• INSTRUCTIONS FOR THE TASK: Return each line of the data below verbatim; pictures are to be left out.

• GIVEN INFORMATION:

++++

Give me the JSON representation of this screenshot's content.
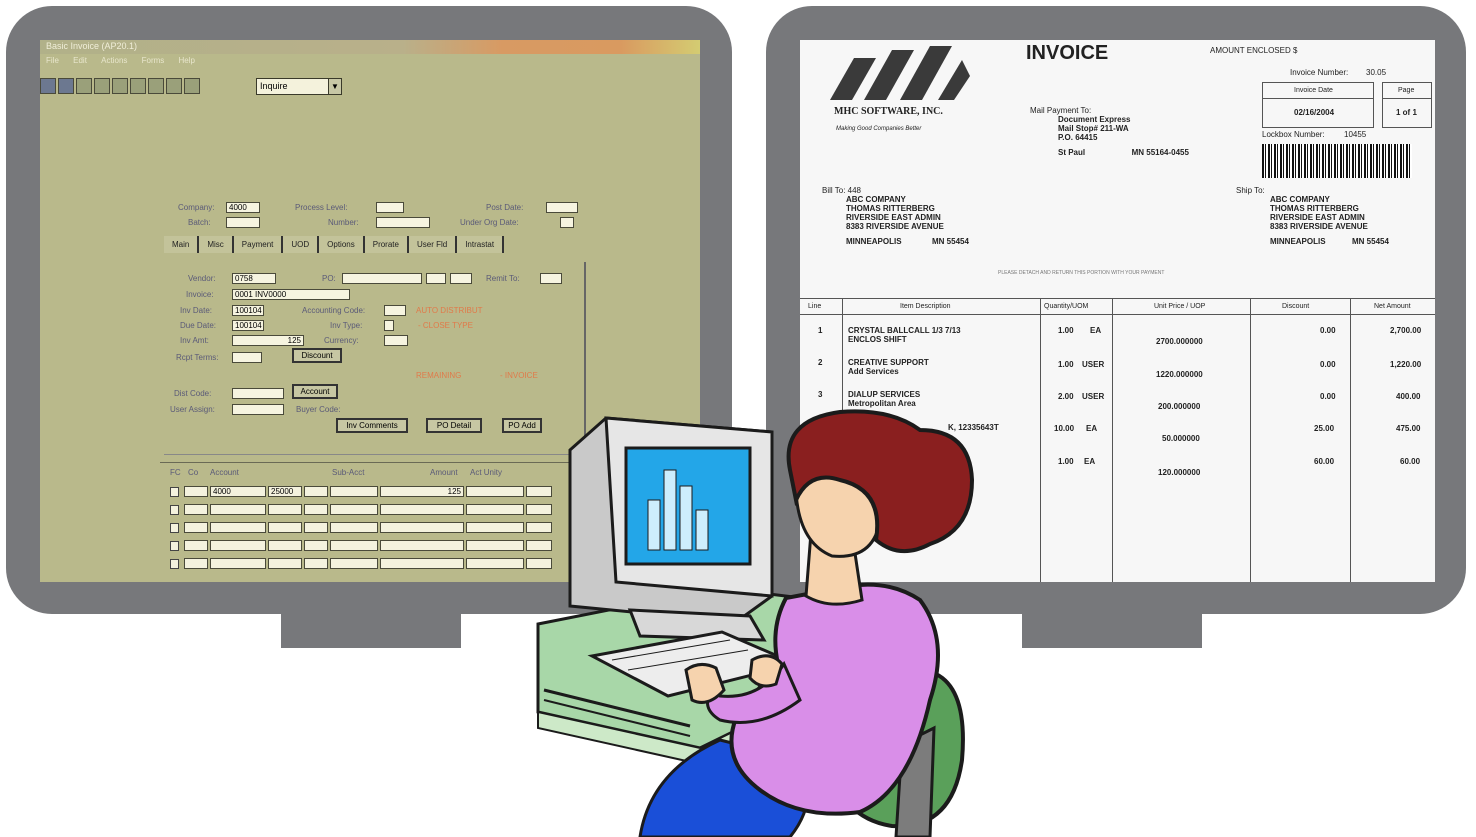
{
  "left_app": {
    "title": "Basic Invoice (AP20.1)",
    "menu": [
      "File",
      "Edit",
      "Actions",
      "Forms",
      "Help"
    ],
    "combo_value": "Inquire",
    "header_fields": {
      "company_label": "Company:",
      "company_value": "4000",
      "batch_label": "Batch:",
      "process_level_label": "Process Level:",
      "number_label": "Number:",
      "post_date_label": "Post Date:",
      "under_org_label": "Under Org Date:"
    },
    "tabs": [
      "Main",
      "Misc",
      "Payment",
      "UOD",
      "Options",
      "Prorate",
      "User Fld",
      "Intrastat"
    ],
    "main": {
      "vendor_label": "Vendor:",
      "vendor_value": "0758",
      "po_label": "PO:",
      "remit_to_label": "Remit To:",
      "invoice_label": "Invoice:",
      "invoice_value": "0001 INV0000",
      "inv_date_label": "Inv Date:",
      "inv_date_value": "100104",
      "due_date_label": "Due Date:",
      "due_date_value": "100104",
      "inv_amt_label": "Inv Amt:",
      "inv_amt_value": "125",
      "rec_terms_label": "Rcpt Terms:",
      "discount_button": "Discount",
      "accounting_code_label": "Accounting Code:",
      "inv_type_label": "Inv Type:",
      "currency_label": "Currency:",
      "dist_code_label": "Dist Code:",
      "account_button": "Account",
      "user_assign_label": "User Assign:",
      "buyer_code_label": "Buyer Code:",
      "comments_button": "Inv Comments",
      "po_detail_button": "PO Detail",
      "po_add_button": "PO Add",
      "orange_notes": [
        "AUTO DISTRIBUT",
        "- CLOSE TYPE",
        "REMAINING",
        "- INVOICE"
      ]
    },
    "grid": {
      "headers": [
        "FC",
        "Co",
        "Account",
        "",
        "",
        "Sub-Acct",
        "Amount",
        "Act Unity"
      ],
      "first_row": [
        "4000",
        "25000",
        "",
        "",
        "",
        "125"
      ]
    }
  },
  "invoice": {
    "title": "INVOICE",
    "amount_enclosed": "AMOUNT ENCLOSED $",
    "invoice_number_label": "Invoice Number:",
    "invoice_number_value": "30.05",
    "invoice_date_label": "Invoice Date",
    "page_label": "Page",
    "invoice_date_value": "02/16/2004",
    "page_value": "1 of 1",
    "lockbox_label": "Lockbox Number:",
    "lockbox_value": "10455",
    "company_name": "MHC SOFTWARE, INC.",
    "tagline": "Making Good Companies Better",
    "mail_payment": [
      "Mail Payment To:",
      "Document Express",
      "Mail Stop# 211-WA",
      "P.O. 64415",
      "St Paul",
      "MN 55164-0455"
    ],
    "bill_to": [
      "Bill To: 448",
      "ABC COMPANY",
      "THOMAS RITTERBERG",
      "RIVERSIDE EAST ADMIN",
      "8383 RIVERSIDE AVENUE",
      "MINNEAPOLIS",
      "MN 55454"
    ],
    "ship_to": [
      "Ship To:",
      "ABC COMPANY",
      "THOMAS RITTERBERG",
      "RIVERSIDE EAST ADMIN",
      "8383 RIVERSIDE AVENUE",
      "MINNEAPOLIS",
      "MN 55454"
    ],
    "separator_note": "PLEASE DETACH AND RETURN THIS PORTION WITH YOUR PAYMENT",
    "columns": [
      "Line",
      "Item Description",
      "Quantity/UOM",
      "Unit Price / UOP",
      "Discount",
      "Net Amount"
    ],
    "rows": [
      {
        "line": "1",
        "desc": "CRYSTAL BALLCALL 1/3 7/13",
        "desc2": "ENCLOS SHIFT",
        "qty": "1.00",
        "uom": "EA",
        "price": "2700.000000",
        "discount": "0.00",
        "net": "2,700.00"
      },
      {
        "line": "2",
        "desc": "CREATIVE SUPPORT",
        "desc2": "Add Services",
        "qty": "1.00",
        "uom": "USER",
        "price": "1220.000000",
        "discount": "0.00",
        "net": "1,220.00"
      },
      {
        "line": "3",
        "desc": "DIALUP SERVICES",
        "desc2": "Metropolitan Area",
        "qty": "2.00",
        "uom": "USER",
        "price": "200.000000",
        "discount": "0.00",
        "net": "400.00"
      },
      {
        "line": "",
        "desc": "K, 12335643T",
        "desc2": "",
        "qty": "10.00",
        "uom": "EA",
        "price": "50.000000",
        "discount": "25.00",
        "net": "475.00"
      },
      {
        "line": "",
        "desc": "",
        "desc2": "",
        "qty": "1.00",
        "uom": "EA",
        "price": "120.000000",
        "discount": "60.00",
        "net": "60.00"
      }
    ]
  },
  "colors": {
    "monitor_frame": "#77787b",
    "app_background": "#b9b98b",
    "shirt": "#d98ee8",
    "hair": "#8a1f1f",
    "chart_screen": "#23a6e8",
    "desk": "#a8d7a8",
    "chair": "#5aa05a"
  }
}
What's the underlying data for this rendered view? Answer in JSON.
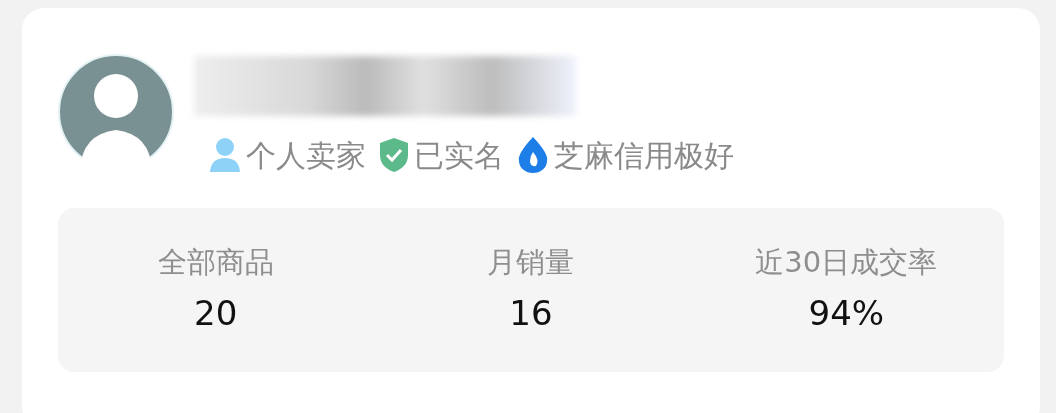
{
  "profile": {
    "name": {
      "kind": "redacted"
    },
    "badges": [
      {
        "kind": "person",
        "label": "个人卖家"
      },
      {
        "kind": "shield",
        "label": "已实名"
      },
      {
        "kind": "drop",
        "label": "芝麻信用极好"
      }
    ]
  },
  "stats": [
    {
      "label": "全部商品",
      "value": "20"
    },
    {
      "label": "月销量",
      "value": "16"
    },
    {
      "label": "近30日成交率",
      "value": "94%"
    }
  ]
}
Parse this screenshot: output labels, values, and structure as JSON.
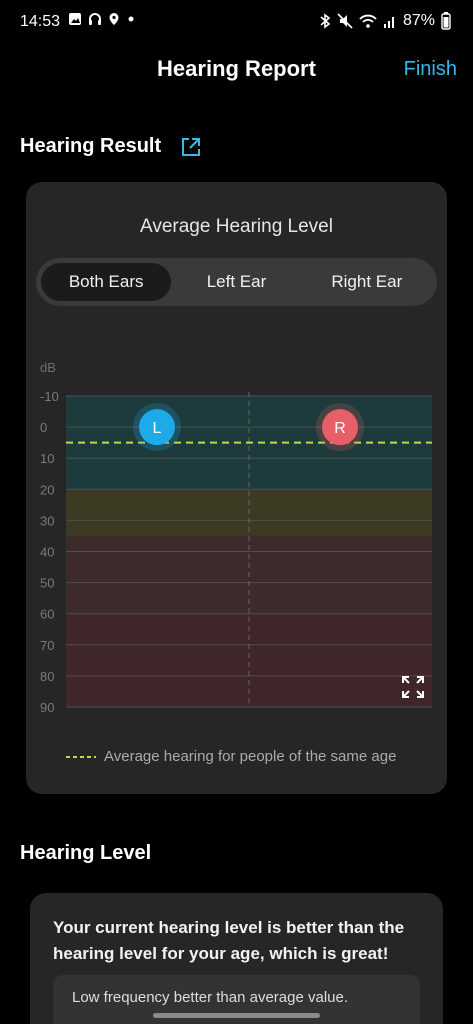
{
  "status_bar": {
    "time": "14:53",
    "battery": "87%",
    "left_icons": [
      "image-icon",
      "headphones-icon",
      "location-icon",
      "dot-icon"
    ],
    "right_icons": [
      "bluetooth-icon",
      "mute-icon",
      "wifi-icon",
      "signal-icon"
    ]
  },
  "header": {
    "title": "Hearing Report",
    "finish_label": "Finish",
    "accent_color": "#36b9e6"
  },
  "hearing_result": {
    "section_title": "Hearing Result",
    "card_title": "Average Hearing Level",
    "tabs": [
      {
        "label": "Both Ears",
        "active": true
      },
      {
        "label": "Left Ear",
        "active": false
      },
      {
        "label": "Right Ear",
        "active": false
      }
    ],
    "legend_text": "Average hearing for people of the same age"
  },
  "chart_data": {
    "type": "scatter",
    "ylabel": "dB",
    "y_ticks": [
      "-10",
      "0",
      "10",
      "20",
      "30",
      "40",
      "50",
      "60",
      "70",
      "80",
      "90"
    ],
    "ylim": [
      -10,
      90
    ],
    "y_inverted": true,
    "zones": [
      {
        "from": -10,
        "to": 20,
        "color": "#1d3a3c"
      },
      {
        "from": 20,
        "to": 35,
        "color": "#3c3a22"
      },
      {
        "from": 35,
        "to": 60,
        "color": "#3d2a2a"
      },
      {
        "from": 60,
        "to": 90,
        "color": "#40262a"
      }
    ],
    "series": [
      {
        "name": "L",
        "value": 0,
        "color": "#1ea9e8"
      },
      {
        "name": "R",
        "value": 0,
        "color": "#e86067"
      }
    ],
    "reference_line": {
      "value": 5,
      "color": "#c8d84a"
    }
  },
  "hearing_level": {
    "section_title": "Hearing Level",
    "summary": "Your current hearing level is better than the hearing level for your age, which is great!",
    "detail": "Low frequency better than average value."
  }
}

++++

• RESULT:
Give me the JSON representation of this screenshot's content.
{
  "left_app": {
    "title": "Basic Invoice (AP20.1)",
    "menu": [
      "File",
      "Edit",
      "Actions",
      "Forms",
      "Help"
    ],
    "combo_value": "Inquire",
    "header_fields": {
      "company_label": "Company:",
      "company_value": "4000",
      "batch_label": "Batch:",
      "process_level_label": "Process Level:",
      "number_label": "Number:",
      "post_date_label": "Post Date:",
      "under_org_label": "Under Org Date:"
    },
    "tabs": [
      "Main",
      "Misc",
      "Payment",
      "UOD",
      "Options",
      "Prorate",
      "User Fld",
      "Intrastat"
    ],
    "main": {
      "vendor_label": "Vendor:",
      "vendor_value": "0758",
      "po_label": "PO:",
      "remit_to_label": "Remit To:",
      "invoice_label": "Invoice:",
      "invoice_value": "0001 INV0000",
      "inv_date_label": "Inv Date:",
      "inv_date_value": "100104",
      "due_date_label": "Due Date:",
      "due_date_value": "100104",
      "inv_amt_label": "Inv Amt:",
      "inv_amt_value": "125",
      "rec_terms_label": "Rcpt Terms:",
      "discount_button": "Discount",
      "accounting_code_label": "Accounting Code:",
      "inv_type_label": "Inv Type:",
      "currency_label": "Currency:",
      "dist_code_label": "Dist Code:",
      "account_button": "Account",
      "user_assign_label": "User Assign:",
      "buyer_code_label": "Buyer Code:",
      "comments_button": "Inv Comments",
      "po_detail_button": "PO Detail",
      "po_add_button": "PO Add",
      "orange_notes": [
        "AUTO DISTRIBUT",
        "- CLOSE TYPE",
        "REMAINING",
        "- INVOICE"
      ]
    },
    "grid": {
      "headers": [
        "FC",
        "Co",
        "Account",
        "",
        "",
        "Sub-Acct",
        "Amount",
        "Act Unity"
      ],
      "first_row": [
        "4000",
        "25000",
        "",
        "",
        "",
        "125"
      ]
    }
  },
  "invoice": {
    "title": "INVOICE",
    "amount_enclosed": "AMOUNT ENCLOSED $",
    "invoice_number_label": "Invoice Number:",
    "invoice_number_value": "30.05",
    "invoice_date_label": "Invoice Date",
    "page_label": "Page",
    "invoice_date_value": "02/16/2004",
    "page_value": "1 of 1",
    "lockbox_label": "Lockbox Number:",
    "lockbox_value": "10455",
    "company_name": "MHC SOFTWARE, INC.",
    "tagline": "Making Good Companies Better",
    "mail_payment": [
      "Mail Payment To:",
      "Document Express",
      "Mail Stop# 211-WA",
      "P.O. 64415",
      "St Paul",
      "MN 55164-0455"
    ],
    "bill_to": [
      "Bill To: 448",
      "ABC COMPANY",
      "THOMAS RITTERBERG",
      "RIVERSIDE EAST ADMIN",
      "8383 RIVERSIDE AVENUE",
      "MINNEAPOLIS",
      "MN 55454"
    ],
    "ship_to": [
      "Ship To:",
      "ABC COMPANY",
      "THOMAS RITTERBERG",
      "RIVERSIDE EAST ADMIN",
      "8383 RIVERSIDE AVENUE",
      "MINNEAPOLIS",
      "MN 55454"
    ],
    "separator_note": "PLEASE DETACH AND RETURN THIS PORTION WITH YOUR PAYMENT",
    "columns": [
      "Line",
      "Item Description",
      "Quantity/UOM",
      "Unit Price / UOP",
      "Discount",
      "Net Amount"
    ],
    "rows": [
      {
        "line": "1",
        "desc": "CRYSTAL BALLCALL 1/3 7/13",
        "desc2": "ENCLOS SHIFT",
        "qty": "1.00",
        "uom": "EA",
        "price": "2700.000000",
        "discount": "0.00",
        "net": "2,700.00"
      },
      {
        "line": "2",
        "desc": "CREATIVE SUPPORT",
        "desc2": "Add Services",
        "qty": "1.00",
        "uom": "USER",
        "price": "1220.000000",
        "discount": "0.00",
        "net": "1,220.00"
      },
      {
        "line": "3",
        "desc": "DIALUP SERVICES",
        "desc2": "Metropolitan Area",
        "qty": "2.00",
        "uom": "USER",
        "price": "200.000000",
        "discount": "0.00",
        "net": "400.00"
      },
      {
        "line": "",
        "desc": "K, 12335643T",
        "desc2": "",
        "qty": "10.00",
        "uom": "EA",
        "price": "50.000000",
        "discount": "25.00",
        "net": "475.00"
      },
      {
        "line": "",
        "desc": "",
        "desc2": "",
        "qty": "1.00",
        "uom": "EA",
        "price": "120.000000",
        "discount": "60.00",
        "net": "60.00"
      }
    ]
  },
  "colors": {
    "monitor_frame": "#77787b",
    "app_background": "#b9b98b",
    "shirt": "#d98ee8",
    "hair": "#8a1f1f",
    "chart_screen": "#23a6e8",
    "desk": "#a8d7a8",
    "chair": "#5aa05a"
  }
}
What's the underlying data for this rendered view? Answer in JSON.
{
  "profile": {
    "name": {
      "kind": "redacted"
    },
    "badges": [
      {
        "kind": "person",
        "label": "个人卖家"
      },
      {
        "kind": "shield",
        "label": "已实名"
      },
      {
        "kind": "drop",
        "label": "芝麻信用极好"
      }
    ]
  },
  "stats": [
    {
      "label": "全部商品",
      "value": "20"
    },
    {
      "label": "月销量",
      "value": "16"
    },
    {
      "label": "近30日成交率",
      "value": "94%"
    }
  ]
}
Parse this screenshot: output labels, values, and structure as JSON.
{
  "status_bar": {
    "time": "14:53",
    "battery": "87%",
    "left_icons": [
      "image-icon",
      "headphones-icon",
      "location-icon",
      "dot-icon"
    ],
    "right_icons": [
      "bluetooth-icon",
      "mute-icon",
      "wifi-icon",
      "signal-icon"
    ]
  },
  "header": {
    "title": "Hearing Report",
    "finish_label": "Finish",
    "accent_color": "#36b9e6"
  },
  "hearing_result": {
    "section_title": "Hearing Result",
    "card_title": "Average Hearing Level",
    "tabs": [
      {
        "label": "Both Ears",
        "active": true
      },
      {
        "label": "Left Ear",
        "active": false
      },
      {
        "label": "Right Ear",
        "active": false
      }
    ],
    "legend_text": "Average hearing for people of the same age"
  },
  "chart_data": {
    "type": "scatter",
    "ylabel": "dB",
    "y_ticks": [
      "-10",
      "0",
      "10",
      "20",
      "30",
      "40",
      "50",
      "60",
      "70",
      "80",
      "90"
    ],
    "ylim": [
      -10,
      90
    ],
    "y_inverted": true,
    "zones": [
      {
        "from": -10,
        "to": 20,
        "color": "#1d3a3c"
      },
      {
        "from": 20,
        "to": 35,
        "color": "#3c3a22"
      },
      {
        "from": 35,
        "to": 60,
        "color": "#3d2a2a"
      },
      {
        "from": 60,
        "to": 90,
        "color": "#40262a"
      }
    ],
    "series": [
      {
        "name": "L",
        "value": 0,
        "color": "#1ea9e8"
      },
      {
        "name": "R",
        "value": 0,
        "color": "#e86067"
      }
    ],
    "reference_line": {
      "value": 5,
      "color": "#c8d84a"
    }
  },
  "hearing_level": {
    "section_title": "Hearing Level",
    "summary": "Your current hearing level is better than the hearing level for your age, which is great!",
    "detail": "Low frequency better than average value."
  }
}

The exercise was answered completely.